## Exercise aim:
Find how many lines in the data below mention "avril". Give the number only.

[Dataset rows about figures]

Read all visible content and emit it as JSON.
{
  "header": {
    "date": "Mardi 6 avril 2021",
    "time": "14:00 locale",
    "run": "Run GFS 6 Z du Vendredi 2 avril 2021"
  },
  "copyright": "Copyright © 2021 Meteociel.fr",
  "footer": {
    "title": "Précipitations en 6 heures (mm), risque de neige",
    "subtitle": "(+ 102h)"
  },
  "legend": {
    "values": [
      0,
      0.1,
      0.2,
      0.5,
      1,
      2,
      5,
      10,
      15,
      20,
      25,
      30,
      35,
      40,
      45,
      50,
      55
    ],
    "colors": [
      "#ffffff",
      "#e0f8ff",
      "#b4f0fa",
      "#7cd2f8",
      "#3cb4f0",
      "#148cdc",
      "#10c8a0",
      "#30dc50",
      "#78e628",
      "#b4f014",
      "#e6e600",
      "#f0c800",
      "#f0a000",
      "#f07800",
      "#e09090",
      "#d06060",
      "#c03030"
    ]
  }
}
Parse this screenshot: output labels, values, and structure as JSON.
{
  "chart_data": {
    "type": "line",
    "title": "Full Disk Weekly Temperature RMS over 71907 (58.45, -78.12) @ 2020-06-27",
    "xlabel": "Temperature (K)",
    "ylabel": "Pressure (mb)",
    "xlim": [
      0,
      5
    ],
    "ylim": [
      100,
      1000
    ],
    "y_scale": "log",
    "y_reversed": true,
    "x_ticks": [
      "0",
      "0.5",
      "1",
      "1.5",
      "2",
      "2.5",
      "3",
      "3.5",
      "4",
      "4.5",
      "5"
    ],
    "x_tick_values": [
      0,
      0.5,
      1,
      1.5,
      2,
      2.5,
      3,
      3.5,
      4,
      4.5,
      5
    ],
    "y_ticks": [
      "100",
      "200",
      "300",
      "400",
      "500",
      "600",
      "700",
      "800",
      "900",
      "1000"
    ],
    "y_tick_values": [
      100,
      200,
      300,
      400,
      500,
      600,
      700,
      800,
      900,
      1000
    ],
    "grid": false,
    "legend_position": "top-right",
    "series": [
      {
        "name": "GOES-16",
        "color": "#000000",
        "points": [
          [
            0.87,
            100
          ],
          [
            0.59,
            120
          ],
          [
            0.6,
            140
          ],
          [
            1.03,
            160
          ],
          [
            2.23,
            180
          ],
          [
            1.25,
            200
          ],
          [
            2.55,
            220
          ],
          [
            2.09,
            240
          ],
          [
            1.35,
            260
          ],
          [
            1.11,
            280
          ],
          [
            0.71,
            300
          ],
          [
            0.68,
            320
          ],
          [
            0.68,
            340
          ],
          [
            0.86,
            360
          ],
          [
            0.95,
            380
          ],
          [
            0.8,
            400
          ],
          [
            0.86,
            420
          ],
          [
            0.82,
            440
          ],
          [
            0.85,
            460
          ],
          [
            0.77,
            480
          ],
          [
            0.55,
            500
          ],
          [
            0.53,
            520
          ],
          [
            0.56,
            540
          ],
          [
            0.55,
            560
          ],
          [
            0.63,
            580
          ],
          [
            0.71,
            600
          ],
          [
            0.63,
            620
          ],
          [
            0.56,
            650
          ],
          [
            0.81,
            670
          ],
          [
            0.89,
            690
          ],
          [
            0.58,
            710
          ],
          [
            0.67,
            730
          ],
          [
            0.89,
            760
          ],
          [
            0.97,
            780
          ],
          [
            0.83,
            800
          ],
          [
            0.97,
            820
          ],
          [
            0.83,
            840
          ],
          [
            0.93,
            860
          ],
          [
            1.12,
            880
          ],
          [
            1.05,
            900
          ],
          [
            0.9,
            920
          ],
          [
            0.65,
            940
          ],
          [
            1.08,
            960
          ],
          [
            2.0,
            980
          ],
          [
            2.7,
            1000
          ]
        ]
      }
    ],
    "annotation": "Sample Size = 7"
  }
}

## Output of the task:
2